After the war, many Western urbanites embraced libertinism in a kind of post-traumatic, post-Christian bacchanalia. Many also embraced Marxism. The “Roaring Twenties” were a kind of mad amalgam of three “secular” forms of worship — hedonistic pleasure-seeking, jingo patriotism, and the socialist “new future.”
Patriotic reaction took the form of fascism in Italy in 1922. The socialist “new future” in Russia was commandeered by Stalin in 1924 and inevitably took on a nationalist aspect. Then the West came crashing down with the Great Depression — an unprecedented crisis for capitalism, which led directly — which I won’t outline here — to World War, Part 2, with the rise of Hitlerism.
By 1938, the year before the war kicked off, there were four major political ideologies in the West, all “secular”: imperial democratic pragmatism, fascism, Hitlerism, and Stalinism. The East was witnessing the rise of Japanese imperialism and the nascent Communist insurgency in China. War and power politics being what they are, the imperial democratic pragmatists and Stalinists entered into a reluctant, and sometimes testy, alliance against the fascists, Nazis, and Japanese imperialists.
It must be said that there were two Cold Wars — one before WWII and one after. The Western capitalist constitutional republics were alarmed from the outset after the Bolsheviks took power. They’d even sent an ultimately failed combined expeditionary armed force into Russia attempting to reverse the Bolshevik victory.
It’s here where we can pick up the ideological thread that accompanied this eventful period and how it corresponds to the whole secular-religious dichotomy.
The most effective ideological counteraction to the rising popularity of socialism was to denounce its atheism. “Godless-communism” became a single-word reference. (This didn’t always work as expected. In Alabama, black communists, like Hosea Hudson, said they carried two books: the Bible in one hand and “the Stalin book” [on nationalism] in the other.)

● SHORT EXERCISE A: Reproduce verbatim the lines of the records from the line containing "question-text: Q: What is a taxi authority?" through the line containing "question-number: 1. (180, 460, 201, 491)", both lines included.
The excerpt on interwar political ideologies and the records that come after it bear no relation to each other.

● DATA RECORDS:

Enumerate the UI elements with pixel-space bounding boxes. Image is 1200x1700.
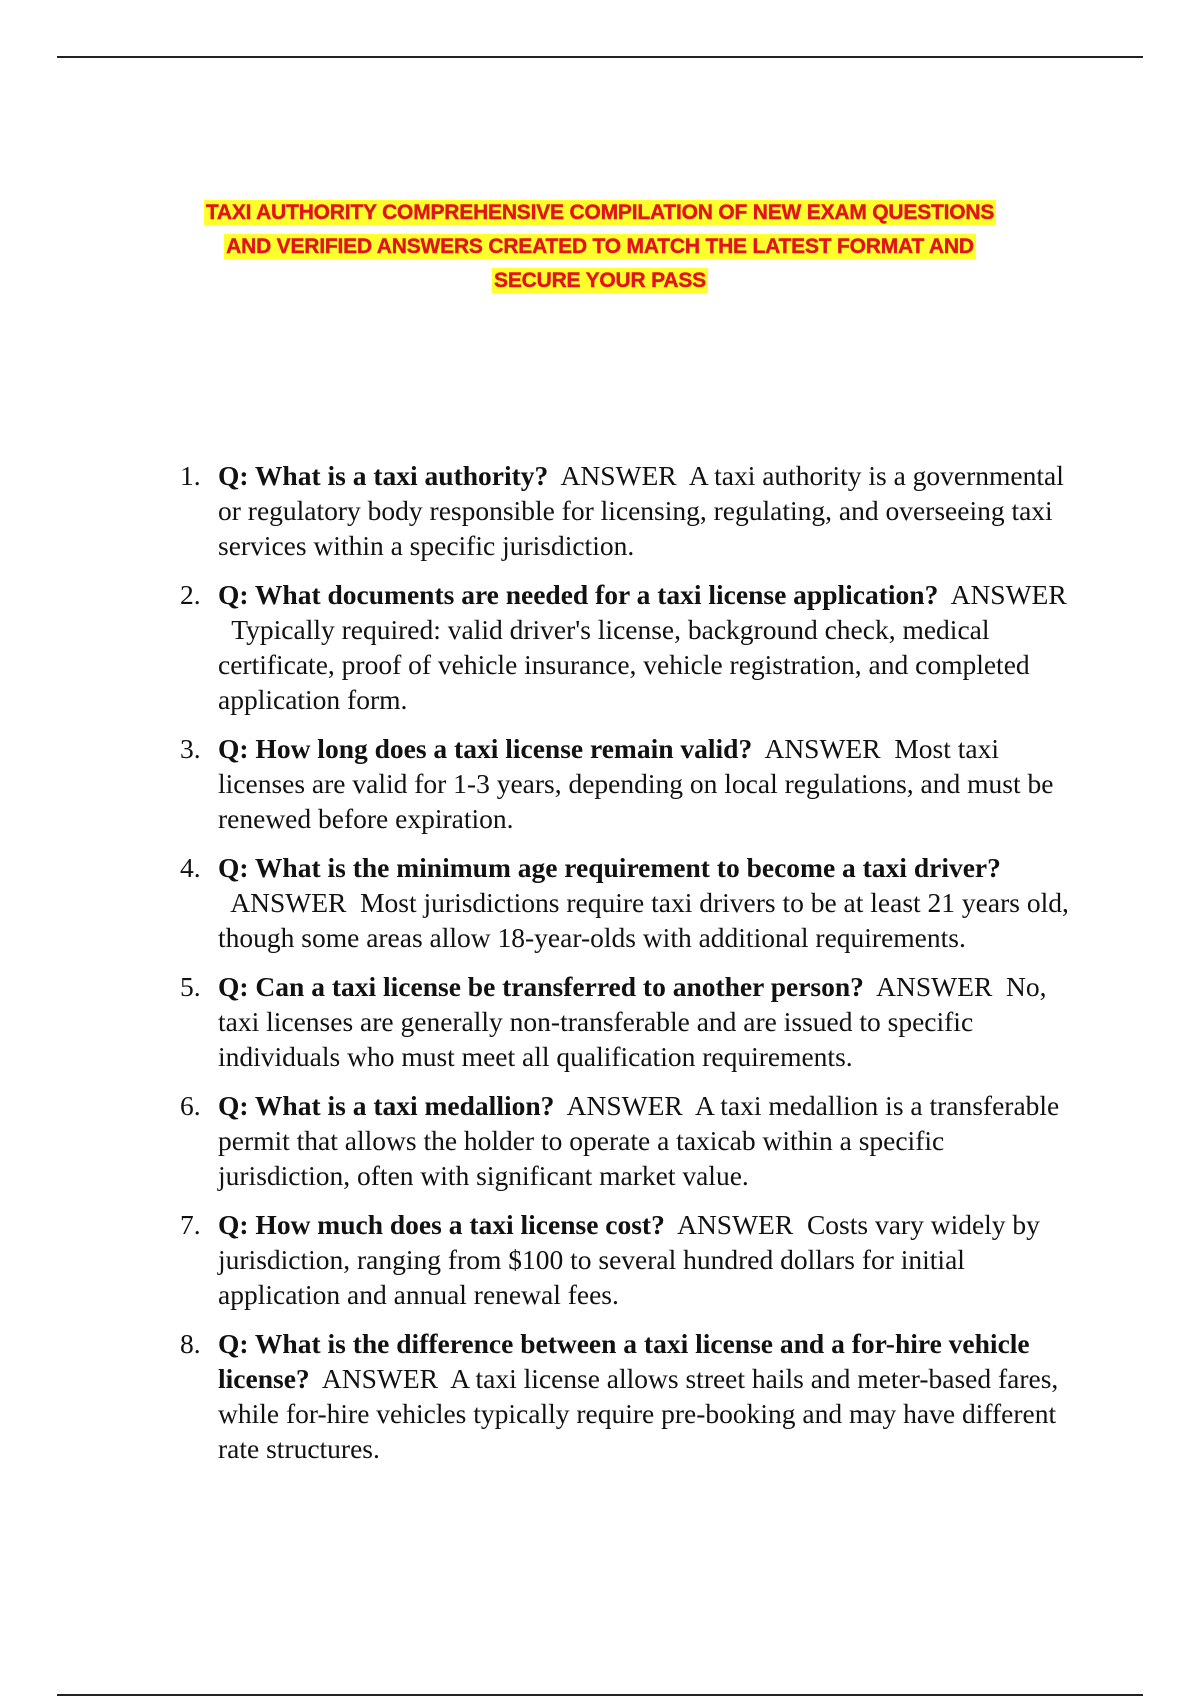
question-text: Q: What is a taxi authority? (218, 460, 549, 491)
question-item-1 (170, 458, 1070, 563)
question-item-5 (170, 969, 1070, 1074)
answer-text: A taxi license allows street hails and meter-based fares, while for-hire vehicles typically require pre-booking and may have different rate structures. (218, 1363, 1059, 1464)
question-item-8 (170, 1326, 1070, 1466)
question-item-6 (170, 1088, 1070, 1193)
answer-text: Typically required: valid driver's license, background check, medical certificate, proof of vehicle insurance, vehicle registration, and completed application form. (218, 614, 1030, 715)
question-text: Q: Can a taxi license be transferred to another person? (218, 971, 864, 1002)
answer-text: Most taxi licenses are valid for 1-3 years, depending on local regulations, and must be renewed before expiration. (218, 733, 1054, 834)
answer-label: ANSWER (677, 1209, 794, 1240)
title-line-2: AND VERIFIED ANSWERS CREATED TO MATCH THE LATEST FORMAT AND (226, 235, 974, 258)
question-number: 8. (180, 1328, 201, 1359)
question-item-3 (170, 731, 1070, 836)
question-number: 4. (180, 852, 201, 883)
question-number: 6. (180, 1090, 201, 1121)
answer-label: ANSWER (764, 733, 881, 764)
document-title (100, 196, 1100, 298)
question-item-7 (170, 1207, 1070, 1312)
question-item-4 (170, 850, 1070, 955)
answer-label: ANSWER (560, 460, 677, 491)
title-line-3: SECURE YOUR PASS (494, 269, 706, 292)
answer-text: Costs vary widely by jurisdiction, ranging from $100 to several hundred dollars for initial application and annual renewal fees. (218, 1209, 1040, 1310)
answer-text: No, taxi licenses are generally non-transferable and are issued to specific individuals who must meet all qualification requirements. (218, 971, 1047, 1072)
question-list (170, 458, 1070, 1480)
question-number: 3. (180, 733, 201, 764)
footer-rule (57, 1694, 1143, 1696)
question-number: 2. (180, 579, 201, 610)
question-text: Q: What is a taxi medallion? (218, 1090, 555, 1121)
title-line-1: TAXI AUTHORITY COMPREHENSIVE COMPILATION OF NEW EXAM QUESTIONS (205, 201, 995, 224)
answer-label: ANSWER (230, 887, 347, 918)
question-number: 7. (180, 1209, 201, 1240)
answer-text: A taxi authority is a governmental or regulatory body responsible for licensing, regulating, and overseeing taxi services within a specific jurisdiction. (218, 460, 1064, 561)
question-number: 1. (180, 460, 201, 491)
question-text: Q: How much does a taxi license cost? (218, 1209, 665, 1240)
question-text: Q: How long does a taxi license remain valid? (218, 733, 753, 764)
answer-text: A taxi medallion is a transferable permit that allows the holder to operate a taxicab within a specific jurisdiction, often with significant market value. (218, 1090, 1060, 1191)
answer-text: Most jurisdictions require taxi drivers to be at least 21 years old, though some areas allow 18-year-olds with additional requirements. (218, 887, 1069, 953)
question-item-2 (170, 577, 1070, 717)
answer-label: ANSWER (321, 1363, 439, 1394)
question-text: Q: What documents are needed for a taxi license application? (218, 579, 939, 610)
answer-label: ANSWER (950, 579, 1067, 610)
question-text: Q: What is the difference between a taxi license and a for-hire vehicle license? (218, 1328, 1030, 1394)
answer-label: ANSWER (566, 1090, 683, 1121)
question-number: 5. (180, 971, 201, 1002)
question-text: Q: What is the minimum age requirement to become a taxi driver? (218, 852, 1001, 883)
answer-label: ANSWER (876, 971, 993, 1002)
header-rule (57, 56, 1143, 58)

● SHORT EXERCISE B: Copy word for word the passage of the excerpt on interwar ideologies between "By 1938, the" and "the Bolshevik victory.", inclusive.

● FULL RESPONSE A:
question-text: Q: What is a taxi authority? (218, 460, 549, 491)
question-item-1 (170, 458, 1070, 563)
question-item-5 (170, 969, 1070, 1074)
answer-text: A taxi license allows street hails and meter-based fares, while for-hire vehicles typically require pre-booking and may have different rate structures. (218, 1363, 1059, 1464)
question-item-8 (170, 1326, 1070, 1466)
question-item-6 (170, 1088, 1070, 1193)
answer-text: Typically required: valid driver's license, background check, medical certificate, proof of vehicle insurance, vehicle registration, and completed application form. (218, 614, 1030, 715)
question-text: Q: Can a taxi license be transferred to another person? (218, 971, 864, 1002)
answer-text: Most taxi licenses are valid for 1-3 years, depending on local regulations, and must be renewed before expiration. (218, 733, 1054, 834)
answer-label: ANSWER (677, 1209, 794, 1240)
title-line-2: AND VERIFIED ANSWERS CREATED TO MATCH THE LATEST FORMAT AND (226, 235, 974, 258)
question-number: 8. (180, 1328, 201, 1359)
question-item-3 (170, 731, 1070, 836)
question-number: 4. (180, 852, 201, 883)
question-number: 6. (180, 1090, 201, 1121)
answer-label: ANSWER (764, 733, 881, 764)
document-title (100, 196, 1100, 298)
question-item-7 (170, 1207, 1070, 1312)
question-item-4 (170, 850, 1070, 955)
answer-label: ANSWER (560, 460, 677, 491)
title-line-3: SECURE YOUR PASS (494, 269, 706, 292)
answer-text: Costs vary widely by jurisdiction, ranging from $100 to several hundred dollars for initial application and annual renewal fees. (218, 1209, 1040, 1310)
answer-text: No, taxi licenses are generally non-transferable and are issued to specific individuals who must meet all qualification requirements. (218, 971, 1047, 1072)
question-list (170, 458, 1070, 1480)
question-number: 3. (180, 733, 201, 764)
footer-rule (57, 1694, 1143, 1696)
question-number: 2. (180, 579, 201, 610)
question-text: Q: What is a taxi medallion? (218, 1090, 555, 1121)
title-line-1: TAXI AUTHORITY COMPREHENSIVE COMPILATION OF NEW EXAM QUESTIONS (205, 201, 995, 224)
answer-label: ANSWER (230, 887, 347, 918)
question-number: 7. (180, 1209, 201, 1240)
answer-text: A taxi authority is a governmental or regulatory body responsible for licensing, regulating, and overseeing taxi services within a specific jurisdiction. (218, 460, 1064, 561)
question-number: 1. (180, 460, 201, 491)

● FULL RESPONSE B:
By 1938, the year before the war kicked off, there were four major political ideologies in the West, all “secular”: imperial democratic pragmatism, fascism, Hitlerism, and Stalinism. The East was witnessing the rise of Japanese imperialism and the nascent Communist insurgency in China. War and power politics being what they are, the imperial democratic pragmatists and Stalinists entered into a reluctant, and sometimes testy, alliance against the fascists, Nazis, and Japanese imperialists.
It must be said that there were two Cold Wars — one before WWII and one after. The Western capitalist constitutional republics were alarmed from the outset after the Bolsheviks took power. They’d even sent an ultimately failed combined expeditionary armed force into Russia attempting to reverse the Bolshevik victory.